THE REQUEST:
Reproduce all of the data that follows, character for character.

INFORMATION SHOWN:
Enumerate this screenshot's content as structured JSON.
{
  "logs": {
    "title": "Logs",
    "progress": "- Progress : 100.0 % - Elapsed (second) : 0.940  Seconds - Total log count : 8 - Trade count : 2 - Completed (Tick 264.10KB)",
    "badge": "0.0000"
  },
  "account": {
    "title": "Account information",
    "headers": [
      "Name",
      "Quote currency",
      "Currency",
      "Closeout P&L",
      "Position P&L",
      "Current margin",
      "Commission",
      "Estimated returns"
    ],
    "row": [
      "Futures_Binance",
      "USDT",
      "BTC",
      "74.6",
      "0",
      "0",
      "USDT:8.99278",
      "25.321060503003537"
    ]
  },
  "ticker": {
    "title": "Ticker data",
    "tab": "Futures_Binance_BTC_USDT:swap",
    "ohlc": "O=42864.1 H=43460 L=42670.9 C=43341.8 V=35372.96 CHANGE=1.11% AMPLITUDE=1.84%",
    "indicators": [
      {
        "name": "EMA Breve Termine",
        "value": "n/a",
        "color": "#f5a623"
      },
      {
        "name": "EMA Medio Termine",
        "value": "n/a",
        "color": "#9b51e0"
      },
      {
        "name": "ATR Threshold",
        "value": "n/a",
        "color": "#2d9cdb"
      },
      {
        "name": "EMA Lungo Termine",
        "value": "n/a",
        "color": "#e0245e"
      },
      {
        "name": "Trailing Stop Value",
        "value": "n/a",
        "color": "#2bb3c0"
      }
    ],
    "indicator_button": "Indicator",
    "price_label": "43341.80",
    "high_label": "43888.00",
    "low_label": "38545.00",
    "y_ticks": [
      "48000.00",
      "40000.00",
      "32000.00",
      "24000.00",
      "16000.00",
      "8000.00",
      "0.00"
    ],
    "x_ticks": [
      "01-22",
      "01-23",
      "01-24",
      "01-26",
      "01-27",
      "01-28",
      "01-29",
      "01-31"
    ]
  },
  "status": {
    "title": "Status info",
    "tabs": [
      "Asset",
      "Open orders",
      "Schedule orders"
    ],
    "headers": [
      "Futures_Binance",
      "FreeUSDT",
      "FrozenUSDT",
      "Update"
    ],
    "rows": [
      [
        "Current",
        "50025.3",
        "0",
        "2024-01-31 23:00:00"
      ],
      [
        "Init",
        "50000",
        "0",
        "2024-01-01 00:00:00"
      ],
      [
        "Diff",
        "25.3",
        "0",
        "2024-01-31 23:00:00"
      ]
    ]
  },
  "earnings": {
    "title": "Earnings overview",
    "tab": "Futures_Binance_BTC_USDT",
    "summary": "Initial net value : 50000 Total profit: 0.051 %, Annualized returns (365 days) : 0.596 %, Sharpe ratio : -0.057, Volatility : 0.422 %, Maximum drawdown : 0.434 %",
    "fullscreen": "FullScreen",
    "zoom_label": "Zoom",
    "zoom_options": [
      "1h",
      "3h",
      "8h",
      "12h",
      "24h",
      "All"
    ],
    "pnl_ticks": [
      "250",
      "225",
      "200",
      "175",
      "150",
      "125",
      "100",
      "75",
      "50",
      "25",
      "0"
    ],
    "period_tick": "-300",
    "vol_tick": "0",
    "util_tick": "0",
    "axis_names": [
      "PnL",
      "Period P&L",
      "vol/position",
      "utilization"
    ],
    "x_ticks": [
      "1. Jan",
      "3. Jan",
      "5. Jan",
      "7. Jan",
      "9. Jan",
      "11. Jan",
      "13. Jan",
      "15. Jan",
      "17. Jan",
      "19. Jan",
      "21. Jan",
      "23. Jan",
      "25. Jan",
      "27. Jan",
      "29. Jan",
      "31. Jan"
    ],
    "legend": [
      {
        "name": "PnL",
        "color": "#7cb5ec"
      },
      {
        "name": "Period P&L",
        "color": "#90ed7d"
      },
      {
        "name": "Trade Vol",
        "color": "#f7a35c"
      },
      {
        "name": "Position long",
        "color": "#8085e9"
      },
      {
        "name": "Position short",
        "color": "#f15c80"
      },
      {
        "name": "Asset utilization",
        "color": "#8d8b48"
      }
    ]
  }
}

REPLY TO THE EXERCISE:
Enumerate this screenshot's content as structured JSON.
{
  "logs": {
    "title": "Logs",
    "progress": "- Progress : 100.0 % - Elapsed (second) : 0.940  Seconds - Total log count : 8 - Trade count : 2 - Completed (Tick 264.10KB)",
    "badge": "0.0000"
  },
  "account": {
    "title": "Account information",
    "headers": [
      "Name",
      "Quote currency",
      "Currency",
      "Closeout P&L",
      "Position P&L",
      "Current margin",
      "Commission",
      "Estimated returns"
    ],
    "row": [
      "Futures_Binance",
      "USDT",
      "BTC",
      "74.6",
      "0",
      "0",
      "USDT:8.99278",
      "25.321060503003537"
    ]
  },
  "ticker": {
    "title": "Ticker data",
    "tab": "Futures_Binance_BTC_USDT:swap",
    "ohlc": "O=42864.1 H=43460 L=42670.9 C=43341.8 V=35372.96 CHANGE=1.11% AMPLITUDE=1.84%",
    "indicators": [
      {
        "name": "EMA Breve Termine",
        "value": "n/a",
        "color": "#f5a623"
      },
      {
        "name": "EMA Medio Termine",
        "value": "n/a",
        "color": "#9b51e0"
      },
      {
        "name": "ATR Threshold",
        "value": "n/a",
        "color": "#2d9cdb"
      },
      {
        "name": "EMA Lungo Termine",
        "value": "n/a",
        "color": "#e0245e"
      },
      {
        "name": "Trailing Stop Value",
        "value": "n/a",
        "color": "#2bb3c0"
      }
    ],
    "indicator_button": "Indicator",
    "price_label": "43341.80",
    "high_label": "43888.00",
    "low_label": "38545.00",
    "y_ticks": [
      "48000.00",
      "40000.00",
      "32000.00",
      "24000.00",
      "16000.00",
      "8000.00",
      "0.00"
    ],
    "x_ticks": [
      "01-22",
      "01-23",
      "01-24",
      "01-26",
      "01-27",
      "01-28",
      "01-29",
      "01-31"
    ]
  },
  "status": {
    "title": "Status info",
    "tabs": [
      "Asset",
      "Open orders",
      "Schedule orders"
    ],
    "headers": [
      "Futures_Binance",
      "FreeUSDT",
      "FrozenUSDT",
      "Update"
    ],
    "rows": [
      [
        "Current",
        "50025.3",
        "0",
        "2024-01-31 23:00:00"
      ],
      [
        "Init",
        "50000",
        "0",
        "2024-01-01 00:00:00"
      ],
      [
        "Diff",
        "25.3",
        "0",
        "2024-01-31 23:00:00"
      ]
    ]
  },
  "earnings": {
    "title": "Earnings overview",
    "tab": "Futures_Binance_BTC_USDT",
    "summary": "Initial net value : 50000 Total profit: 0.051 %, Annualized returns (365 days) : 0.596 %, Sharpe ratio : -0.057, Volatility : 0.422 %, Maximum drawdown : 0.434 %",
    "fullscreen": "FullScreen",
    "zoom_label": "Zoom",
    "zoom_options": [
      "1h",
      "3h",
      "8h",
      "12h",
      "24h",
      "All"
    ],
    "pnl_ticks": [
      "250",
      "225",
      "200",
      "175",
      "150",
      "125",
      "100",
      "75",
      "50",
      "25",
      "0"
    ],
    "period_tick": "-300",
    "vol_tick": "0",
    "util_tick": "0",
    "axis_names": [
      "PnL",
      "Period P&L",
      "vol/position",
      "utilization"
    ],
    "x_ticks": [
      "1. Jan",
      "3. Jan",
      "5. Jan",
      "7. Jan",
      "9. Jan",
      "11. Jan",
      "13. Jan",
      "15. Jan",
      "17. Jan",
      "19. Jan",
      "21. Jan",
      "23. Jan",
      "25. Jan",
      "27. Jan",
      "29. Jan",
      "31. Jan"
    ],
    "legend": [
      {
        "name": "PnL",
        "color": "#7cb5ec"
      },
      {
        "name": "Period P&L",
        "color": "#90ed7d"
      },
      {
        "name": "Trade Vol",
        "color": "#f7a35c"
      },
      {
        "name": "Position long",
        "color": "#8085e9"
      },
      {
        "name": "Position short",
        "color": "#f15c80"
      },
      {
        "name": "Asset utilization",
        "color": "#8d8b48"
      }
    ]
  }
}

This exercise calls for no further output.